--- begin ---

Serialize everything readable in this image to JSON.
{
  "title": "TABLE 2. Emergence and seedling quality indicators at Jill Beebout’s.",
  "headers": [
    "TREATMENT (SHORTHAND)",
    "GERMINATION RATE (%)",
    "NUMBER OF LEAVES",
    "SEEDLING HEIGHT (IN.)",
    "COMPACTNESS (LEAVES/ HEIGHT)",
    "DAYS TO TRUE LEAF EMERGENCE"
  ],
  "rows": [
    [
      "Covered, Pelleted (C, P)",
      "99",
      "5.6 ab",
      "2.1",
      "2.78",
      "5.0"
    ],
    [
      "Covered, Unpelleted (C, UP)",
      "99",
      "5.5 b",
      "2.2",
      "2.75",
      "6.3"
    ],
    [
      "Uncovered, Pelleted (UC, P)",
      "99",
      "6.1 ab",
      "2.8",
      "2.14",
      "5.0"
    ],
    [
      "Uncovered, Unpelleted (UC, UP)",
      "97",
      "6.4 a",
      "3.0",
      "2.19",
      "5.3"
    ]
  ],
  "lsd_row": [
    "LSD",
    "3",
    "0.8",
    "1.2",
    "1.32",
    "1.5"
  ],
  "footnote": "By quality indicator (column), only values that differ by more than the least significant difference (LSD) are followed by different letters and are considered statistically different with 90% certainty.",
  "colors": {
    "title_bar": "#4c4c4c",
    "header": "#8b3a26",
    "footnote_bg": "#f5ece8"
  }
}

--- end ---

§ Work to complete: Repeat the data precisely, reproducing every entry.

§ Full response:
Serialize everything readable in this image to JSON.
{
  "title": "TABLE 2. Emergence and seedling quality indicators at Jill Beebout’s.",
  "headers": [
    "TREATMENT (SHORTHAND)",
    "GERMINATION RATE (%)",
    "NUMBER OF LEAVES",
    "SEEDLING HEIGHT (IN.)",
    "COMPACTNESS (LEAVES/ HEIGHT)",
    "DAYS TO TRUE LEAF EMERGENCE"
  ],
  "rows": [
    [
      "Covered, Pelleted (C, P)",
      "99",
      "5.6 ab",
      "2.1",
      "2.78",
      "5.0"
    ],
    [
      "Covered, Unpelleted (C, UP)",
      "99",
      "5.5 b",
      "2.2",
      "2.75",
      "6.3"
    ],
    [
      "Uncovered, Pelleted (UC, P)",
      "99",
      "6.1 ab",
      "2.8",
      "2.14",
      "5.0"
    ],
    [
      "Uncovered, Unpelleted (UC, UP)",
      "97",
      "6.4 a",
      "3.0",
      "2.19",
      "5.3"
    ]
  ],
  "lsd_row": [
    "LSD",
    "3",
    "0.8",
    "1.2",
    "1.32",
    "1.5"
  ],
  "footnote": "By quality indicator (column), only values that differ by more than the least significant difference (LSD) are followed by different letters and are considered statistically different with 90% certainty.",
  "colors": {
    "title_bar": "#4c4c4c",
    "header": "#8b3a26",
    "footnote_bg": "#f5ece8"
  }
}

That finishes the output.